::: DATASET ROWS
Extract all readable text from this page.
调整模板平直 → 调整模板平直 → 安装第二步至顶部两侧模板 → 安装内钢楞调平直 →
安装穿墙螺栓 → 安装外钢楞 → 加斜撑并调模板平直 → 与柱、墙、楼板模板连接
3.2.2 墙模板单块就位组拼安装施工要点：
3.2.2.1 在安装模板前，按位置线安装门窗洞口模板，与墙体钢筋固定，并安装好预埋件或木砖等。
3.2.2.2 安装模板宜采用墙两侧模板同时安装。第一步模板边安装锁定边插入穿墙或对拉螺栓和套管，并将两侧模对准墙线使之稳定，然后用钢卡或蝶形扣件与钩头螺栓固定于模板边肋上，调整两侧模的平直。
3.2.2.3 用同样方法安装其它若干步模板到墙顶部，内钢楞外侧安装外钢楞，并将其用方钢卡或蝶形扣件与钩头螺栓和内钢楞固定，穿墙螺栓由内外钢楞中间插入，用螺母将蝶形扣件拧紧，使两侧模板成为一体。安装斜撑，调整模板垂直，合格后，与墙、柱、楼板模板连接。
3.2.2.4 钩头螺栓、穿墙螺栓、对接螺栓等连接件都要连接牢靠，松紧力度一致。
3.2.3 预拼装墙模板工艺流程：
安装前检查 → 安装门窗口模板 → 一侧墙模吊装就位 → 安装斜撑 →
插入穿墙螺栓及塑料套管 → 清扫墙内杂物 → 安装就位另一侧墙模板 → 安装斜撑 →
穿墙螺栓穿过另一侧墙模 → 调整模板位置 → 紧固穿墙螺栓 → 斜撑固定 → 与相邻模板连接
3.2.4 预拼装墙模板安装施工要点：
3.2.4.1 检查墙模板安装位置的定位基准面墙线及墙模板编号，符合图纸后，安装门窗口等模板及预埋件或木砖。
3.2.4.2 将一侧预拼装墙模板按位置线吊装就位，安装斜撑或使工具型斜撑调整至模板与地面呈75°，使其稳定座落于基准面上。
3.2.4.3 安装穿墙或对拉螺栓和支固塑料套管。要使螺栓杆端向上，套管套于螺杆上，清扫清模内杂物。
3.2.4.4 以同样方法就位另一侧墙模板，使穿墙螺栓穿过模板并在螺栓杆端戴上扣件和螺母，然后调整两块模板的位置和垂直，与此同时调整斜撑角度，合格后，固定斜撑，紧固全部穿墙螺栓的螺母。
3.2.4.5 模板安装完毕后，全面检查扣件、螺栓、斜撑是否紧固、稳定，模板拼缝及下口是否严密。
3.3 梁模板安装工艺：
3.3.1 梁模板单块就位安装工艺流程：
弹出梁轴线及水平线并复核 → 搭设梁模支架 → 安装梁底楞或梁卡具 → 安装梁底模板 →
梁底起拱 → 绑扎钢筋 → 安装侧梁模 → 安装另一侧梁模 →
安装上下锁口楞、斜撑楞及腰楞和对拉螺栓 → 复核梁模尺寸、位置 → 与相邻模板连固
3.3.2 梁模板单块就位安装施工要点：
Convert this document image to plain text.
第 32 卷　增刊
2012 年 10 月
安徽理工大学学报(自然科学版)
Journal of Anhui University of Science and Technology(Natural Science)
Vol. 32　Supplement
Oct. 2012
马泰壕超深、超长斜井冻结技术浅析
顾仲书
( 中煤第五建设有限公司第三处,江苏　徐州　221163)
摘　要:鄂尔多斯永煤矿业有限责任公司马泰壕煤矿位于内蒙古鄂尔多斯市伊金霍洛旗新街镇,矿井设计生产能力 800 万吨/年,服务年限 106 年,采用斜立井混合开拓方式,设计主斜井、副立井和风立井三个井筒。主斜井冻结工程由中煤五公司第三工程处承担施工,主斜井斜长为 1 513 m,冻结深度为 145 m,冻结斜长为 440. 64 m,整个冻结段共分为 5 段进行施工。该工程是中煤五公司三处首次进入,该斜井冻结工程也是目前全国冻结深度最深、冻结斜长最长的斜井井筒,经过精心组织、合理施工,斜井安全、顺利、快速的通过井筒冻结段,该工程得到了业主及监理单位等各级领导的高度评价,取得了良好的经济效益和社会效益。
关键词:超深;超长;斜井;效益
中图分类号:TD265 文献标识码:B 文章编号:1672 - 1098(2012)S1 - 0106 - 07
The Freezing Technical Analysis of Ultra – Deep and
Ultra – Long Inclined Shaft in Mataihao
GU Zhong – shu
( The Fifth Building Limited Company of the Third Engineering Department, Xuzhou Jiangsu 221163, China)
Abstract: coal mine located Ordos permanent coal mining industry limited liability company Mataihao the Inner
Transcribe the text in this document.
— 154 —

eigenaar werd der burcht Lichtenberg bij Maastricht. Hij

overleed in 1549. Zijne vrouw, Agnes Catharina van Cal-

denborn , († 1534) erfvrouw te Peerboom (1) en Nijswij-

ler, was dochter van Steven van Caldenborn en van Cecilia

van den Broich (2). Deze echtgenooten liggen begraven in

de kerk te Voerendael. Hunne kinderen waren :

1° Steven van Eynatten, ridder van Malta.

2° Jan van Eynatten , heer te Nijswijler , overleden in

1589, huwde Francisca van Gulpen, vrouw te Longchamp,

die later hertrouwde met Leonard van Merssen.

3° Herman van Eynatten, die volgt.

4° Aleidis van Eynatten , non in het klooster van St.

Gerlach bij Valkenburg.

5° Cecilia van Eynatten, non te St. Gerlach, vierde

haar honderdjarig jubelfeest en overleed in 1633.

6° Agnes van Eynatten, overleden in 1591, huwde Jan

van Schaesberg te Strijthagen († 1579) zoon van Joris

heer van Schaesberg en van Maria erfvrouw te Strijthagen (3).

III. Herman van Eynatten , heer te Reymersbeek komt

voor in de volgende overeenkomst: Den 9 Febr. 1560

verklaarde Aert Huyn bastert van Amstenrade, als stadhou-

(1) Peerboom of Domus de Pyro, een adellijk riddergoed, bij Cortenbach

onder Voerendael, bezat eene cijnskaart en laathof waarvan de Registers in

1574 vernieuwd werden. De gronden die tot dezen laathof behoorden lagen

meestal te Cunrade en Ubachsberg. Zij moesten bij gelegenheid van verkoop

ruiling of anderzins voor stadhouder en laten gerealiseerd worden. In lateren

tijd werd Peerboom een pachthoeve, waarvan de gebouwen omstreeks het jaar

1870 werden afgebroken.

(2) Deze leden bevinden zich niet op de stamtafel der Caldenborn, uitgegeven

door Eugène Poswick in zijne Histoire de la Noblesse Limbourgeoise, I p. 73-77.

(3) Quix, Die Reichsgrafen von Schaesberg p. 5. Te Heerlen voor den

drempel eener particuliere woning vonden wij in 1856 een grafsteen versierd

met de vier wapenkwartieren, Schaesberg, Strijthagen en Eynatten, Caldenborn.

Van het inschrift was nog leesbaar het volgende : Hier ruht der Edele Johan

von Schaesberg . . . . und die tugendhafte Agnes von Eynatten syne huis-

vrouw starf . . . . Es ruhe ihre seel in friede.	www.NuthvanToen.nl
::::::
WRITTEN REQUEST -
Find each line that has the word "document", then copy it out.

ANSWER TO THE EXERCISE -
Convert this document image to plain text.
Transcribe the text in this document.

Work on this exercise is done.